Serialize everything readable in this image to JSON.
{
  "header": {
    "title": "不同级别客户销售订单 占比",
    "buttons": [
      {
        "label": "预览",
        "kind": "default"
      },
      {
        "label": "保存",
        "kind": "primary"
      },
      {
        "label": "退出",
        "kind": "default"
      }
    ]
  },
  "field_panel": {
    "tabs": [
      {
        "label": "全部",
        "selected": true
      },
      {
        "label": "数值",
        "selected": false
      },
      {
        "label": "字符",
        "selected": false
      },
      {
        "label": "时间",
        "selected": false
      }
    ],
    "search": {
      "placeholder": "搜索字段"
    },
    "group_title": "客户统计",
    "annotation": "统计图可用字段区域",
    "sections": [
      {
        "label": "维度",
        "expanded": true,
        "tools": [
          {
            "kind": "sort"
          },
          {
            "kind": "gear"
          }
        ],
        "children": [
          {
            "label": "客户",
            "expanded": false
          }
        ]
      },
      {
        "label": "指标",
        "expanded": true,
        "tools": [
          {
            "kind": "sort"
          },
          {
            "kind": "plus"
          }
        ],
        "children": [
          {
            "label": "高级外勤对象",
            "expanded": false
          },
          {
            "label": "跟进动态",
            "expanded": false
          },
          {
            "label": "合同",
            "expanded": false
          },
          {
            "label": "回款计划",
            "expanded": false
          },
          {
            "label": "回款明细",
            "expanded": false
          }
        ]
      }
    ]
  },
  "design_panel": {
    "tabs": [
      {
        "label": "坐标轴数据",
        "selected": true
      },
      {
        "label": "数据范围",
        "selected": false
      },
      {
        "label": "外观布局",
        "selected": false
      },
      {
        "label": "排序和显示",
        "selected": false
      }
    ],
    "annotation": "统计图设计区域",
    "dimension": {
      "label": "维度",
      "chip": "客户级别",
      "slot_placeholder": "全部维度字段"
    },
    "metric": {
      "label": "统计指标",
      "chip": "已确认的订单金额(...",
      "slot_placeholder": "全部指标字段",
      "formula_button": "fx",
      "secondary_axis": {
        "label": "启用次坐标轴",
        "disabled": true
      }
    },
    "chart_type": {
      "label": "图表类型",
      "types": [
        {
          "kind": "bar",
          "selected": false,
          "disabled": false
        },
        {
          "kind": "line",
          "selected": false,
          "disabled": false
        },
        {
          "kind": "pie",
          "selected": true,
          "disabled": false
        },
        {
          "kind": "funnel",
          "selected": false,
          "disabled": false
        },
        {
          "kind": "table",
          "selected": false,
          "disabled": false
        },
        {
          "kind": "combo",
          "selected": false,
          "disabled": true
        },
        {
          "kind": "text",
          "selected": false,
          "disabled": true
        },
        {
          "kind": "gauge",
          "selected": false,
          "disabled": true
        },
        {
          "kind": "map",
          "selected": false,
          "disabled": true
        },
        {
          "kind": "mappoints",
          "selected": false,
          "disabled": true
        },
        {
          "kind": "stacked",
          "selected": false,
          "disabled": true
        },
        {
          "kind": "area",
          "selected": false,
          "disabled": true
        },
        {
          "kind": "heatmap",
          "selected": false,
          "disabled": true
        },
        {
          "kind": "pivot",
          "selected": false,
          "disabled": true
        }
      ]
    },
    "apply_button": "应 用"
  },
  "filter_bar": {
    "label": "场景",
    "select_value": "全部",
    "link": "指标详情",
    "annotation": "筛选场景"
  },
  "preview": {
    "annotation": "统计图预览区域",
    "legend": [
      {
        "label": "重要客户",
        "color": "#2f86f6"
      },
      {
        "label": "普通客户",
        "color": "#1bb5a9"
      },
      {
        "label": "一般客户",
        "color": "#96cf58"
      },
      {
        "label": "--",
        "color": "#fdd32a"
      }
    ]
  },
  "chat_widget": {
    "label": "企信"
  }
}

• • •

• DIRECTIVE
Output the full listing without altering anything.

• COMPLETED TASK
Serialize everything readable in this image to JSON.
{
  "header": {
    "title": "不同级别客户销售订单 占比",
    "buttons": [
      {
        "label": "预览",
        "kind": "default"
      },
      {
        "label": "保存",
        "kind": "primary"
      },
      {
        "label": "退出",
        "kind": "default"
      }
    ]
  },
  "field_panel": {
    "tabs": [
      {
        "label": "全部",
        "selected": true
      },
      {
        "label": "数值",
        "selected": false
      },
      {
        "label": "字符",
        "selected": false
      },
      {
        "label": "时间",
        "selected": false
      }
    ],
    "search": {
      "placeholder": "搜索字段"
    },
    "group_title": "客户统计",
    "annotation": "统计图可用字段区域",
    "sections": [
      {
        "label": "维度",
        "expanded": true,
        "tools": [
          {
            "kind": "sort"
          },
          {
            "kind": "gear"
          }
        ],
        "children": [
          {
            "label": "客户",
            "expanded": false
          }
        ]
      },
      {
        "label": "指标",
        "expanded": true,
        "tools": [
          {
            "kind": "sort"
          },
          {
            "kind": "plus"
          }
        ],
        "children": [
          {
            "label": "高级外勤对象",
            "expanded": false
          },
          {
            "label": "跟进动态",
            "expanded": false
          },
          {
            "label": "合同",
            "expanded": false
          },
          {
            "label": "回款计划",
            "expanded": false
          },
          {
            "label": "回款明细",
            "expanded": false
          }
        ]
      }
    ]
  },
  "design_panel": {
    "tabs": [
      {
        "label": "坐标轴数据",
        "selected": true
      },
      {
        "label": "数据范围",
        "selected": false
      },
      {
        "label": "外观布局",
        "selected": false
      },
      {
        "label": "排序和显示",
        "selected": false
      }
    ],
    "annotation": "统计图设计区域",
    "dimension": {
      "label": "维度",
      "chip": "客户级别",
      "slot_placeholder": "全部维度字段"
    },
    "metric": {
      "label": "统计指标",
      "chip": "已确认的订单金额(...",
      "slot_placeholder": "全部指标字段",
      "formula_button": "fx",
      "secondary_axis": {
        "label": "启用次坐标轴",
        "disabled": true
      }
    },
    "chart_type": {
      "label": "图表类型",
      "types": [
        {
          "kind": "bar",
          "selected": false,
          "disabled": false
        },
        {
          "kind": "line",
          "selected": false,
          "disabled": false
        },
        {
          "kind": "pie",
          "selected": true,
          "disabled": false
        },
        {
          "kind": "funnel",
          "selected": false,
          "disabled": false
        },
        {
          "kind": "table",
          "selected": false,
          "disabled": false
        },
        {
          "kind": "combo",
          "selected": false,
          "disabled": true
        },
        {
          "kind": "text",
          "selected": false,
          "disabled": true
        },
        {
          "kind": "gauge",
          "selected": false,
          "disabled": true
        },
        {
          "kind": "map",
          "selected": false,
          "disabled": true
        },
        {
          "kind": "mappoints",
          "selected": false,
          "disabled": true
        },
        {
          "kind": "stacked",
          "selected": false,
          "disabled": true
        },
        {
          "kind": "area",
          "selected": false,
          "disabled": true
        },
        {
          "kind": "heatmap",
          "selected": false,
          "disabled": true
        },
        {
          "kind": "pivot",
          "selected": false,
          "disabled": true
        }
      ]
    },
    "apply_button": "应 用"
  },
  "filter_bar": {
    "label": "场景",
    "select_value": "全部",
    "link": "指标详情",
    "annotation": "筛选场景"
  },
  "preview": {
    "annotation": "统计图预览区域",
    "legend": [
      {
        "label": "重要客户",
        "color": "#2f86f6"
      },
      {
        "label": "普通客户",
        "color": "#1bb5a9"
      },
      {
        "label": "一般客户",
        "color": "#96cf58"
      },
      {
        "label": "--",
        "color": "#fdd32a"
      }
    ]
  },
  "chat_widget": {
    "label": "企信"
  }
}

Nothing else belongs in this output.